◆ **SET TASK**: Transcribe each record exactly. Include every one.

#### RECORDS PROVIDED ####

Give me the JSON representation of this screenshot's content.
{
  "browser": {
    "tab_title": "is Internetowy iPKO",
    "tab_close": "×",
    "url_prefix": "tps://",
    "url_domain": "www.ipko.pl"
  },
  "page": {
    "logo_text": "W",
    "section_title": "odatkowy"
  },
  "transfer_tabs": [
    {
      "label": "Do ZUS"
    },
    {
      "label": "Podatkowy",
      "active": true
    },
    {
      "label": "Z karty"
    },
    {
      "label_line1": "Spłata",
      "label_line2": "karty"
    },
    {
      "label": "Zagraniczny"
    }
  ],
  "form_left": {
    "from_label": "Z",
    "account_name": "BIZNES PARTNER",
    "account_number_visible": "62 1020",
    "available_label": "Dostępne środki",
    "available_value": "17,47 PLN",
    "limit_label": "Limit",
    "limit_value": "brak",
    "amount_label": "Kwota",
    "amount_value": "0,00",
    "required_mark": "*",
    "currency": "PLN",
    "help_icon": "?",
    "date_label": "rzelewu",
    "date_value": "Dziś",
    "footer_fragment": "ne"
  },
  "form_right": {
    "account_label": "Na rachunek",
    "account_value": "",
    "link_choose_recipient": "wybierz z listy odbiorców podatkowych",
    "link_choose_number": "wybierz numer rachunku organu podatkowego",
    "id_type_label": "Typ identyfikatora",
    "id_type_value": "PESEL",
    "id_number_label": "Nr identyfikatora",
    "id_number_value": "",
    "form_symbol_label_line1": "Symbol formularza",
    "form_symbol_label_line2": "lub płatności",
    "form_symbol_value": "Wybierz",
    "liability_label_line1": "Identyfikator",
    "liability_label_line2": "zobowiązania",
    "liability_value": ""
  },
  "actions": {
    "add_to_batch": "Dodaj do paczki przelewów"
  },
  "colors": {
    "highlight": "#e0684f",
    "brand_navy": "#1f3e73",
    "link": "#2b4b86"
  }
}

####

◆ **SOLUTION BELOW**:
Give me the JSON representation of this screenshot's content.
{
  "browser": {
    "tab_title": "is Internetowy iPKO",
    "tab_close": "×",
    "url_prefix": "tps://",
    "url_domain": "www.ipko.pl"
  },
  "page": {
    "logo_text": "W",
    "section_title": "odatkowy"
  },
  "transfer_tabs": [
    {
      "label": "Do ZUS"
    },
    {
      "label": "Podatkowy",
      "active": true
    },
    {
      "label": "Z karty"
    },
    {
      "label_line1": "Spłata",
      "label_line2": "karty"
    },
    {
      "label": "Zagraniczny"
    }
  ],
  "form_left": {
    "from_label": "Z",
    "account_name": "BIZNES PARTNER",
    "account_number_visible": "62 1020",
    "available_label": "Dostępne środki",
    "available_value": "17,47 PLN",
    "limit_label": "Limit",
    "limit_value": "brak",
    "amount_label": "Kwota",
    "amount_value": "0,00",
    "required_mark": "*",
    "currency": "PLN",
    "help_icon": "?",
    "date_label": "rzelewu",
    "date_value": "Dziś",
    "footer_fragment": "ne"
  },
  "form_right": {
    "account_label": "Na rachunek",
    "account_value": "",
    "link_choose_recipient": "wybierz z listy odbiorców podatkowych",
    "link_choose_number": "wybierz numer rachunku organu podatkowego",
    "id_type_label": "Typ identyfikatora",
    "id_type_value": "PESEL",
    "id_number_label": "Nr identyfikatora",
    "id_number_value": "",
    "form_symbol_label_line1": "Symbol formularza",
    "form_symbol_label_line2": "lub płatności",
    "form_symbol_value": "Wybierz",
    "liability_label_line1": "Identyfikator",
    "liability_label_line2": "zobowiązania",
    "liability_value": ""
  },
  "actions": {
    "add_to_batch": "Dodaj do paczki przelewów"
  },
  "colors": {
    "highlight": "#e0684f",
    "brand_navy": "#1f3e73",
    "link": "#2b4b86"
  }
}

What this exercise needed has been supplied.